• DIRECTION
Filter out everything except lines holding "color".

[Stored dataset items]
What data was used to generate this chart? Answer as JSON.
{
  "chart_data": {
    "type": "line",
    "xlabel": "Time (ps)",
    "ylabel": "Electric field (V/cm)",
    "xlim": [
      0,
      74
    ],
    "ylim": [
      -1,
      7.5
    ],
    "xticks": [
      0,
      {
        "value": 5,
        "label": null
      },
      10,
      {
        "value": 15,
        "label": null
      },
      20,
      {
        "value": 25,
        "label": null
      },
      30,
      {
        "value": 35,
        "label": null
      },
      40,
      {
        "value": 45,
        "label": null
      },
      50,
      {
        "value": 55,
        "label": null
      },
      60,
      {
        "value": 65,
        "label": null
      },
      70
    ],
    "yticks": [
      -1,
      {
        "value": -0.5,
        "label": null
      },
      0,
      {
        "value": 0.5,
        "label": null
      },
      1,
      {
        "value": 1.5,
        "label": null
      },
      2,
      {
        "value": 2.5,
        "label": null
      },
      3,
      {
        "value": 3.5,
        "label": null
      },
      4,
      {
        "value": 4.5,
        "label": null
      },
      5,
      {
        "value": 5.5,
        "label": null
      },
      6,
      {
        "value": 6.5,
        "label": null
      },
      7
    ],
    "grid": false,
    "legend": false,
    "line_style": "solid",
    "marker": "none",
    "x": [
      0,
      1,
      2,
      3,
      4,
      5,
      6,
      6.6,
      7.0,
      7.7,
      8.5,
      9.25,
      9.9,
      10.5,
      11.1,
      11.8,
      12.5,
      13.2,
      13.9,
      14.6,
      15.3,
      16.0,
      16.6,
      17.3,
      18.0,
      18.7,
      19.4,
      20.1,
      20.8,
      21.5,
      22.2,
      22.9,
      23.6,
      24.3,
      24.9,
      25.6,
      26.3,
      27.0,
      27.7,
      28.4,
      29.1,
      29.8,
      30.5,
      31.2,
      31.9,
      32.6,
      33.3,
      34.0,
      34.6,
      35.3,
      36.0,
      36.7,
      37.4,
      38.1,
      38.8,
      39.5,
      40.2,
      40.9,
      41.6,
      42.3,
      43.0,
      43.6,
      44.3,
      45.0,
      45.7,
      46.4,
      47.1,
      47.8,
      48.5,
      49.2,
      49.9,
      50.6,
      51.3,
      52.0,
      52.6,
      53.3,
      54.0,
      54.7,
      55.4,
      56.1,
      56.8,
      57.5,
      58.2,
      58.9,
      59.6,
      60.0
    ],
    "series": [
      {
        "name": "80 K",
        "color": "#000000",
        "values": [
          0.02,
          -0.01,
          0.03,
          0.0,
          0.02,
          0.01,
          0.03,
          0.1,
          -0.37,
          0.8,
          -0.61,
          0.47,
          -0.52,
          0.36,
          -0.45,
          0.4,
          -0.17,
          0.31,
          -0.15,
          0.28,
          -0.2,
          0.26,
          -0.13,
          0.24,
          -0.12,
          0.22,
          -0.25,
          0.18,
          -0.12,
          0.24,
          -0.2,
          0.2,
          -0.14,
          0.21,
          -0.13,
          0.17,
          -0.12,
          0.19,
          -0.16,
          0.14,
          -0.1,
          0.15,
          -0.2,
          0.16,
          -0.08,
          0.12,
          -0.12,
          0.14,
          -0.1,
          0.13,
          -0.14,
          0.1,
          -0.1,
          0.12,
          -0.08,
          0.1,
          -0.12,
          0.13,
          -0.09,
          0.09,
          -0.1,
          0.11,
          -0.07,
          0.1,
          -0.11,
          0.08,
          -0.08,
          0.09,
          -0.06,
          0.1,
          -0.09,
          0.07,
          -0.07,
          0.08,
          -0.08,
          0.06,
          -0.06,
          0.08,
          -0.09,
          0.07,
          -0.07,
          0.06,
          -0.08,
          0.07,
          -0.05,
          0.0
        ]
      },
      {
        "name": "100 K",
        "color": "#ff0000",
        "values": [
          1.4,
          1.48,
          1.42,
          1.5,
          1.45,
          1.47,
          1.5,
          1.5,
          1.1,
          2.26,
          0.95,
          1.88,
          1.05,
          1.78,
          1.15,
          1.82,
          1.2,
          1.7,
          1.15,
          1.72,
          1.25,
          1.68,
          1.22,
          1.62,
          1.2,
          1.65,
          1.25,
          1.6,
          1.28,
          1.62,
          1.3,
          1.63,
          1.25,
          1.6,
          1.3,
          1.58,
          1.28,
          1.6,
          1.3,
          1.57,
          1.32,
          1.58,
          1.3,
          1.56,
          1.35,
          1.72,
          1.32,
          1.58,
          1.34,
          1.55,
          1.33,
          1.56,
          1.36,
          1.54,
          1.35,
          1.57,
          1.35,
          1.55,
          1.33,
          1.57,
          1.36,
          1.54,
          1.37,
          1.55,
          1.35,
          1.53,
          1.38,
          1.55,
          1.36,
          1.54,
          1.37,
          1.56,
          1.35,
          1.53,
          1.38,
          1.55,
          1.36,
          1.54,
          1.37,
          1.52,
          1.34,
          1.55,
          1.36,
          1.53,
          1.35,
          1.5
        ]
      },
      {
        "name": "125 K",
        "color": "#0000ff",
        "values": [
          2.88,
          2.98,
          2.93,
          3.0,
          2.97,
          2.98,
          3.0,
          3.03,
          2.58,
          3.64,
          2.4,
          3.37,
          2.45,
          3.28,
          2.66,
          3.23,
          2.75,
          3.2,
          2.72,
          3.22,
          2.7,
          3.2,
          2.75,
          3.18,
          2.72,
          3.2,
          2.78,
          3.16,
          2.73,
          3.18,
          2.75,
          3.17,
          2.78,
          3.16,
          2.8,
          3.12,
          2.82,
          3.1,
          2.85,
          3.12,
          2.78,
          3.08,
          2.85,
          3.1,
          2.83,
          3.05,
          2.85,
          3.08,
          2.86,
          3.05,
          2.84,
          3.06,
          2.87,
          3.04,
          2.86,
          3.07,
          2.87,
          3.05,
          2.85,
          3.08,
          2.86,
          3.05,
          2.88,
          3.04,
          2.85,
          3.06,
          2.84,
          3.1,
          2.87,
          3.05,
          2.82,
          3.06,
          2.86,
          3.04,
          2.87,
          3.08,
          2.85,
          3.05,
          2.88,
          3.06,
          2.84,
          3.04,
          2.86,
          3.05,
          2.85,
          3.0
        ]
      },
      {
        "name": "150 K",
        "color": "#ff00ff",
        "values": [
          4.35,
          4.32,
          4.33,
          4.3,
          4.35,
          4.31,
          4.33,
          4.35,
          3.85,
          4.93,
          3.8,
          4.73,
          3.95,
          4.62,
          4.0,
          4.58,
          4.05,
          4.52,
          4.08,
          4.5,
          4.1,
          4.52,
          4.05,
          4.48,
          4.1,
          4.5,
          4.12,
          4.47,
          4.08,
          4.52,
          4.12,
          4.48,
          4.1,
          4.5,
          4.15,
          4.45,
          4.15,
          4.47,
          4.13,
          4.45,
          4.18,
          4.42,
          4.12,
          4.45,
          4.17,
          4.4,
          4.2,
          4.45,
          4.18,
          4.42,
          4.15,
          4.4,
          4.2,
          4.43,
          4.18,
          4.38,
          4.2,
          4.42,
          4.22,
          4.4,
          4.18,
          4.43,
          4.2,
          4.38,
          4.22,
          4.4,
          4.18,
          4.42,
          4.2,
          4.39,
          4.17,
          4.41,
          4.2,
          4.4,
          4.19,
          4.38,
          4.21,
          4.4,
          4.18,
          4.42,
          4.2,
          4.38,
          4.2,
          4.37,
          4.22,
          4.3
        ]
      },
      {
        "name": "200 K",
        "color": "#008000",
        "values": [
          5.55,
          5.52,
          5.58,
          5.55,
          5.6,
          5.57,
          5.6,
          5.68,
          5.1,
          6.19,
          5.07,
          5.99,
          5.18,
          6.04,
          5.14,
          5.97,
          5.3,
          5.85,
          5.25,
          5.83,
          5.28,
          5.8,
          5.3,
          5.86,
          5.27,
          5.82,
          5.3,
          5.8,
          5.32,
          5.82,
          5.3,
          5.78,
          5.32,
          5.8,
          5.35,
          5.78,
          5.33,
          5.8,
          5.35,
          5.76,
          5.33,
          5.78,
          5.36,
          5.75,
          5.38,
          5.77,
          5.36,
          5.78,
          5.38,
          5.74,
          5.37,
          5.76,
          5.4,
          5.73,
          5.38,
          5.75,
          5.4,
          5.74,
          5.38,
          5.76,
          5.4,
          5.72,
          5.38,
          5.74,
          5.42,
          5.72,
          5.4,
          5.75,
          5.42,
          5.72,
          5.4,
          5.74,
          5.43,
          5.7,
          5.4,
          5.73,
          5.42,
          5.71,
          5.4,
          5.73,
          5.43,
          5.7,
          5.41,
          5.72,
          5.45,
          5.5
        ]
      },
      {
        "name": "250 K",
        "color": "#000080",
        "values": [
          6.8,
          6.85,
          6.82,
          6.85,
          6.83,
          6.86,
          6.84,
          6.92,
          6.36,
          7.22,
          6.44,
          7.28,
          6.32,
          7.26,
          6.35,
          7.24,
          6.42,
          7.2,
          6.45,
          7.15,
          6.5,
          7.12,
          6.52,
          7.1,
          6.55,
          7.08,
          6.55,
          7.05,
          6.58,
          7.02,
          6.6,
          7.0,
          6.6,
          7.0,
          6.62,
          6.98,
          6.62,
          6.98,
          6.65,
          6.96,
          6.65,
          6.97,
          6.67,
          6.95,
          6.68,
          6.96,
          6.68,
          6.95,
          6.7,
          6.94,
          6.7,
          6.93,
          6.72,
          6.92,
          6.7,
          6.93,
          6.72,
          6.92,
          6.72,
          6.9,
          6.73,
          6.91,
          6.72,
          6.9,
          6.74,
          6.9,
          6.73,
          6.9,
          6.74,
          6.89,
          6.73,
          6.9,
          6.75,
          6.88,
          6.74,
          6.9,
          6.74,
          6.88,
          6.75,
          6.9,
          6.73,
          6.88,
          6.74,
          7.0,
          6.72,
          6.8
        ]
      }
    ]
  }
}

• THE REPLY
        "color": "#000000",
        "color": "#ff0000",
        "color": "#0000ff",
        "color": "#ff00ff",
        "color": "#008000",
        "color": "#000080",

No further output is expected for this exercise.